Set problem: Write the records out again, keeping each line exactly as it is.

Records excerpted from a collection
══════════════════════════════

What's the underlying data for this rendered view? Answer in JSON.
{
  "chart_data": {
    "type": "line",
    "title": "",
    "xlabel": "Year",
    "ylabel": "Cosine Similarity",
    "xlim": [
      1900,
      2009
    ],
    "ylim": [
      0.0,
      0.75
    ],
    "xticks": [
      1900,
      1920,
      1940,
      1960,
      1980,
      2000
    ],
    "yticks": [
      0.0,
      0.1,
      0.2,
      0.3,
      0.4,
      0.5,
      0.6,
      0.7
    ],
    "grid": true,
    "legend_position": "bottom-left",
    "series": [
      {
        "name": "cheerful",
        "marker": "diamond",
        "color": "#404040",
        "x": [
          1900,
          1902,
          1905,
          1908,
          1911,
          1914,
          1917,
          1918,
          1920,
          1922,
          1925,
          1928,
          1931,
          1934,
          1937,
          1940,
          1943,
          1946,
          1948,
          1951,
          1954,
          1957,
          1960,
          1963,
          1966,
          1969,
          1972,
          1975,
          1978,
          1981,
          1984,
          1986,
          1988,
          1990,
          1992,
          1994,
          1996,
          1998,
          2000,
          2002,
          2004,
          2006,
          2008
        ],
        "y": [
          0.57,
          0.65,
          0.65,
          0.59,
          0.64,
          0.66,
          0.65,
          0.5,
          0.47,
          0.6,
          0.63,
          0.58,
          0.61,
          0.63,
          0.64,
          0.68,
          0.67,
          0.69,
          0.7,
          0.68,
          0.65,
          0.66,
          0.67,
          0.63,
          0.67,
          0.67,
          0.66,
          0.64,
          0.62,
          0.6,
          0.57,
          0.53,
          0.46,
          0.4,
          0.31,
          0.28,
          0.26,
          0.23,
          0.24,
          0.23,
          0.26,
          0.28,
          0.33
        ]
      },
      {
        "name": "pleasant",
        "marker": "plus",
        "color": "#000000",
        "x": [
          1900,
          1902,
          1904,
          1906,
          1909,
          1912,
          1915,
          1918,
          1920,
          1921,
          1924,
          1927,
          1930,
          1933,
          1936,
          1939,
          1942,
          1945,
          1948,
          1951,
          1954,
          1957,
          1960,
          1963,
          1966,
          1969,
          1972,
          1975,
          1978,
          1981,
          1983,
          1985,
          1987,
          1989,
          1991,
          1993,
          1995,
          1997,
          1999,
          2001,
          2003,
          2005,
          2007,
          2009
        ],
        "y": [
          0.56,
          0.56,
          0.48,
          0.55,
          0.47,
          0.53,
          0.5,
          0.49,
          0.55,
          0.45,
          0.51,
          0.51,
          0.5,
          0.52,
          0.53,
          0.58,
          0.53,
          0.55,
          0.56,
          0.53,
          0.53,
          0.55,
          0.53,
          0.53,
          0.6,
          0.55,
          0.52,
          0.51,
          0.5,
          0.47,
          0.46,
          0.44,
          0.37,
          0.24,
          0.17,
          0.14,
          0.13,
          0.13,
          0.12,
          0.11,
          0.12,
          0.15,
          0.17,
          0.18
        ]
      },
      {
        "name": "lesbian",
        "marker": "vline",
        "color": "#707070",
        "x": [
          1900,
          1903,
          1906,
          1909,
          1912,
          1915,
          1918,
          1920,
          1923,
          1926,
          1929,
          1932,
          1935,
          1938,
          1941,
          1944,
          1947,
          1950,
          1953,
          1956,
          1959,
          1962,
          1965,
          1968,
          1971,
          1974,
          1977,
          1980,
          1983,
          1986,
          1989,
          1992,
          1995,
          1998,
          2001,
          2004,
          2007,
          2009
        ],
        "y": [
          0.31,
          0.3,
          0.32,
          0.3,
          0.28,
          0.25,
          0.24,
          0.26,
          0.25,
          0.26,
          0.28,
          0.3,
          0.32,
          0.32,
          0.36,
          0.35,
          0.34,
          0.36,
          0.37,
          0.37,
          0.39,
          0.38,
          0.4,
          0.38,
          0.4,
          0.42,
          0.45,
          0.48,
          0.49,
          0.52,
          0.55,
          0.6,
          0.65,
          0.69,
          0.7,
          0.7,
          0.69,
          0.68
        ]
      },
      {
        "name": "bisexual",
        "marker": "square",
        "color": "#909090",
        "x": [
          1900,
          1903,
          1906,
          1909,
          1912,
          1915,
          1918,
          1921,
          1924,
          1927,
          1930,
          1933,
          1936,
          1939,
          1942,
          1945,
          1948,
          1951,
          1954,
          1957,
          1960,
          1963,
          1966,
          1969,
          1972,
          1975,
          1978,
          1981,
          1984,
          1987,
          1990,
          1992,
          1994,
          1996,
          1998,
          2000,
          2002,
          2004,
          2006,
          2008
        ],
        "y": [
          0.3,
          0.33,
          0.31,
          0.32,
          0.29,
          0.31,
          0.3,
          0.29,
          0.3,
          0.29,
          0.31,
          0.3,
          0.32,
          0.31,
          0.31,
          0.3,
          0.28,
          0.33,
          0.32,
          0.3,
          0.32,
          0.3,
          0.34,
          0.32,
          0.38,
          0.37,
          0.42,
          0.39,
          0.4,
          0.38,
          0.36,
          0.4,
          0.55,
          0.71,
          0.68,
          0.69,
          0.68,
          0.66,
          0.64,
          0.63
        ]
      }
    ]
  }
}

══════════════════════════════

Exercise answer:
What's the underlying data for this rendered view? Answer in JSON.
{
  "chart_data": {
    "type": "line",
    "title": "",
    "xlabel": "Year",
    "ylabel": "Cosine Similarity",
    "xlim": [
      1900,
      2009
    ],
    "ylim": [
      0.0,
      0.75
    ],
    "xticks": [
      1900,
      1920,
      1940,
      1960,
      1980,
      2000
    ],
    "yticks": [
      0.0,
      0.1,
      0.2,
      0.3,
      0.4,
      0.5,
      0.6,
      0.7
    ],
    "grid": true,
    "legend_position": "bottom-left",
    "series": [
      {
        "name": "cheerful",
        "marker": "diamond",
        "color": "#404040",
        "x": [
          1900,
          1902,
          1905,
          1908,
          1911,
          1914,
          1917,
          1918,
          1920,
          1922,
          1925,
          1928,
          1931,
          1934,
          1937,
          1940,
          1943,
          1946,
          1948,
          1951,
          1954,
          1957,
          1960,
          1963,
          1966,
          1969,
          1972,
          1975,
          1978,
          1981,
          1984,
          1986,
          1988,
          1990,
          1992,
          1994,
          1996,
          1998,
          2000,
          2002,
          2004,
          2006,
          2008
        ],
        "y": [
          0.57,
          0.65,
          0.65,
          0.59,
          0.64,
          0.66,
          0.65,
          0.5,
          0.47,
          0.6,
          0.63,
          0.58,
          0.61,
          0.63,
          0.64,
          0.68,
          0.67,
          0.69,
          0.7,
          0.68,
          0.65,
          0.66,
          0.67,
          0.63,
          0.67,
          0.67,
          0.66,
          0.64,
          0.62,
          0.6,
          0.57,
          0.53,
          0.46,
          0.4,
          0.31,
          0.28,
          0.26,
          0.23,
          0.24,
          0.23,
          0.26,
          0.28,
          0.33
        ]
      },
      {
        "name": "pleasant",
        "marker": "plus",
        "color": "#000000",
        "x": [
          1900,
          1902,
          1904,
          1906,
          1909,
          1912,
          1915,
          1918,
          1920,
          1921,
          1924,
          1927,
          1930,
          1933,
          1936,
          1939,
          1942,
          1945,
          1948,
          1951,
          1954,
          1957,
          1960,
          1963,
          1966,
          1969,
          1972,
          1975,
          1978,
          1981,
          1983,
          1985,
          1987,
          1989,
          1991,
          1993,
          1995,
          1997,
          1999,
          2001,
          2003,
          2005,
          2007,
          2009
        ],
        "y": [
          0.56,
          0.56,
          0.48,
          0.55,
          0.47,
          0.53,
          0.5,
          0.49,
          0.55,
          0.45,
          0.51,
          0.51,
          0.5,
          0.52,
          0.53,
          0.58,
          0.53,
          0.55,
          0.56,
          0.53,
          0.53,
          0.55,
          0.53,
          0.53,
          0.6,
          0.55,
          0.52,
          0.51,
          0.5,
          0.47,
          0.46,
          0.44,
          0.37,
          0.24,
          0.17,
          0.14,
          0.13,
          0.13,
          0.12,
          0.11,
          0.12,
          0.15,
          0.17,
          0.18
        ]
      },
      {
        "name": "lesbian",
        "marker": "vline",
        "color": "#707070",
        "x": [
          1900,
          1903,
          1906,
          1909,
          1912,
          1915,
          1918,
          1920,
          1923,
          1926,
          1929,
          1932,
          1935,
          1938,
          1941,
          1944,
          1947,
          1950,
          1953,
          1956,
          1959,
          1962,
          1965,
          1968,
          1971,
          1974,
          1977,
          1980,
          1983,
          1986,
          1989,
          1992,
          1995,
          1998,
          2001,
          2004,
          2007,
          2009
        ],
        "y": [
          0.31,
          0.3,
          0.32,
          0.3,
          0.28,
          0.25,
          0.24,
          0.26,
          0.25,
          0.26,
          0.28,
          0.3,
          0.32,
          0.32,
          0.36,
          0.35,
          0.34,
          0.36,
          0.37,
          0.37,
          0.39,
          0.38,
          0.4,
          0.38,
          0.4,
          0.42,
          0.45,
          0.48,
          0.49,
          0.52,
          0.55,
          0.6,
          0.65,
          0.69,
          0.7,
          0.7,
          0.69,
          0.68
        ]
      },
      {
        "name": "bisexual",
        "marker": "square",
        "color": "#909090",
        "x": [
          1900,
          1903,
          1906,
          1909,
          1912,
          1915,
          1918,
          1921,
          1924,
          1927,
          1930,
          1933,
          1936,
          1939,
          1942,
          1945,
          1948,
          1951,
          1954,
          1957,
          1960,
          1963,
          1966,
          1969,
          1972,
          1975,
          1978,
          1981,
          1984,
          1987,
          1990,
          1992,
          1994,
          1996,
          1998,
          2000,
          2002,
          2004,
          2006,
          2008
        ],
        "y": [
          0.3,
          0.33,
          0.31,
          0.32,
          0.29,
          0.31,
          0.3,
          0.29,
          0.3,
          0.29,
          0.31,
          0.3,
          0.32,
          0.31,
          0.31,
          0.3,
          0.28,
          0.33,
          0.32,
          0.3,
          0.32,
          0.3,
          0.34,
          0.32,
          0.38,
          0.37,
          0.42,
          0.39,
          0.4,
          0.38,
          0.36,
          0.4,
          0.55,
          0.71,
          0.68,
          0.69,
          0.68,
          0.66,
          0.64,
          0.63
        ]
      }
    ]
  }
}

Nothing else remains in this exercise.